> Task prompt
Scan the material and copy every line in which "EBAF" appears.

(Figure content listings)
^^^^

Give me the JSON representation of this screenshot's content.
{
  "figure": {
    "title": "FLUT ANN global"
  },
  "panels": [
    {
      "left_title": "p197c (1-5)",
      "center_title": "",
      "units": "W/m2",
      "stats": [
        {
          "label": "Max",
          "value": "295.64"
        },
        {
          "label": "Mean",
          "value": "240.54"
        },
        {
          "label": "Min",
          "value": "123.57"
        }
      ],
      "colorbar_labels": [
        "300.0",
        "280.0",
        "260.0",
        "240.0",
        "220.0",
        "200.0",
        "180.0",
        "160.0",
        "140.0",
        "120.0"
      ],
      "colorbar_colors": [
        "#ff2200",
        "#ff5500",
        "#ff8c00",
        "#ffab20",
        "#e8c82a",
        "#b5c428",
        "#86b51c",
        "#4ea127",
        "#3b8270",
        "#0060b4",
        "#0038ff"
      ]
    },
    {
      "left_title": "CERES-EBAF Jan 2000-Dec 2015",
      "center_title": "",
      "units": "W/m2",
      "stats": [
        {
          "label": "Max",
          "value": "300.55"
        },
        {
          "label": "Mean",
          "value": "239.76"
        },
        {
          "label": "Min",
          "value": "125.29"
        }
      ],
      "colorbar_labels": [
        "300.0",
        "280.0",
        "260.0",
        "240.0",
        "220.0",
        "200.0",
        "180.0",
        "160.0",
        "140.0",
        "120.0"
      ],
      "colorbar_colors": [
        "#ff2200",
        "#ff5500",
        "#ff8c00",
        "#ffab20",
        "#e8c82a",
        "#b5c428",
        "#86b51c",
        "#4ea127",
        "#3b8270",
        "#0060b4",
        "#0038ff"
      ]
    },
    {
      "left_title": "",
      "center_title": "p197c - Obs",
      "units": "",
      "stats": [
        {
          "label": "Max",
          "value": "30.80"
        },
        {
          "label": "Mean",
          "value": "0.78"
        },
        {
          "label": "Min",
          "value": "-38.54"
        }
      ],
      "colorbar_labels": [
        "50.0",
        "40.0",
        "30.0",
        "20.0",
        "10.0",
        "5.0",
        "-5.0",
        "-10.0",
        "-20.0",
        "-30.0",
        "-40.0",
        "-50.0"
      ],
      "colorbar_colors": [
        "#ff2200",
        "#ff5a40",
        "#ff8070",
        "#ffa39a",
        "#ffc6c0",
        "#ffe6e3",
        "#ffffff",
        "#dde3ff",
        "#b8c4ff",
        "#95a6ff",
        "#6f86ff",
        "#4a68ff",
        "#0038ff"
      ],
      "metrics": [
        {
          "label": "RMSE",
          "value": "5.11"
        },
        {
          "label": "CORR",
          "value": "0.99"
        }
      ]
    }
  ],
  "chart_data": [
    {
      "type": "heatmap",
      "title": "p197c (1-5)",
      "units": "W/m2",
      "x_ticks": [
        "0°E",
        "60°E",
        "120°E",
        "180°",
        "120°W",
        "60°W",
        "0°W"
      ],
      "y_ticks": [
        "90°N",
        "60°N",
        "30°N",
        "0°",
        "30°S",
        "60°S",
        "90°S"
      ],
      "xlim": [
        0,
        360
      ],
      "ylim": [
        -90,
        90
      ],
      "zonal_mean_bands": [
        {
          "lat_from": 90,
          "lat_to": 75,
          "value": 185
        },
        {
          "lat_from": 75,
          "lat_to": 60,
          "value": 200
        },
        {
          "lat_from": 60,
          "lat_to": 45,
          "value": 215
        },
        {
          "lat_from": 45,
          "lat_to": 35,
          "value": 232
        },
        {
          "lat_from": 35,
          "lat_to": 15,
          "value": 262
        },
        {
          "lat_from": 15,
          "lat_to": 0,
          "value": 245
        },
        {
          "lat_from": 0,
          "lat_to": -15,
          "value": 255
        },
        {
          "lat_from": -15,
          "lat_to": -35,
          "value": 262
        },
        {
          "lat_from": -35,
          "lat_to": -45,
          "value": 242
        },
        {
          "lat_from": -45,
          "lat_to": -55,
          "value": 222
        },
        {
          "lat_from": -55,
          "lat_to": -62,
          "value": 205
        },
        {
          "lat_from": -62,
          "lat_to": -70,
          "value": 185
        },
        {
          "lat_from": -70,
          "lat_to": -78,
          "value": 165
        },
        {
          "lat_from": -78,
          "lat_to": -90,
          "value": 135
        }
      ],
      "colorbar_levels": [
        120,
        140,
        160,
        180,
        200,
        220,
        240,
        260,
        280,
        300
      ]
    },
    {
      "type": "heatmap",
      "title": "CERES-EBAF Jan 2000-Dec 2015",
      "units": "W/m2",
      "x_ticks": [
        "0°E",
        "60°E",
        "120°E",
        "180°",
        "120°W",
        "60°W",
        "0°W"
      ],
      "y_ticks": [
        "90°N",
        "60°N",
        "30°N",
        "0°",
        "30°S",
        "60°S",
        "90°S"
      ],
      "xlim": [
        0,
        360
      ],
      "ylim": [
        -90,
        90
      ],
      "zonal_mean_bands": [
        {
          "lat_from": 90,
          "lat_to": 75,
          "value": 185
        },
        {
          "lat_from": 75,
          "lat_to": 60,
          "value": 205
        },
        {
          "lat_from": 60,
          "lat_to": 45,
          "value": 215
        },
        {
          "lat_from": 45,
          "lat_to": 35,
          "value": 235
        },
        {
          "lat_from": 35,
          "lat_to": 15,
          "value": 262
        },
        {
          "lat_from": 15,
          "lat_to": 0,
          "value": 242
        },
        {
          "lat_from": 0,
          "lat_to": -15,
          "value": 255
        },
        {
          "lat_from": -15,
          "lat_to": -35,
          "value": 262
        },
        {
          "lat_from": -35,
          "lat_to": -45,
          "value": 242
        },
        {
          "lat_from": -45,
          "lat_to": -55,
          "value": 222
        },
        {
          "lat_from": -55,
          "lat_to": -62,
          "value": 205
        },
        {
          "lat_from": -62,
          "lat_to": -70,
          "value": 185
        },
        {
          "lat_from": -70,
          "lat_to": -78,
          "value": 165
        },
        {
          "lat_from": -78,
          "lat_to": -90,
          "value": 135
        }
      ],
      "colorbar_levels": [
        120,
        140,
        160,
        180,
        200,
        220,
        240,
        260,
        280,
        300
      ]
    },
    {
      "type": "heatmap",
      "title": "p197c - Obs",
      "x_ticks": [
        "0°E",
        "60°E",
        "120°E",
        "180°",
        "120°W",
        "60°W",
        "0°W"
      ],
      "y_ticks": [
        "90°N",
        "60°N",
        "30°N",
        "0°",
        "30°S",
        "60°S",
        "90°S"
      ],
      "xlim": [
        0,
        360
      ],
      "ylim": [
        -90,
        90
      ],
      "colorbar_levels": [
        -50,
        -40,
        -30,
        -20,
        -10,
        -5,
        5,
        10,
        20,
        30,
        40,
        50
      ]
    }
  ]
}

^^^^

> Full output
      "left_title": "CERES-EBAF Jan 2000-Dec 2015",
      "title": "CERES-EBAF Jan 2000-Dec 2015",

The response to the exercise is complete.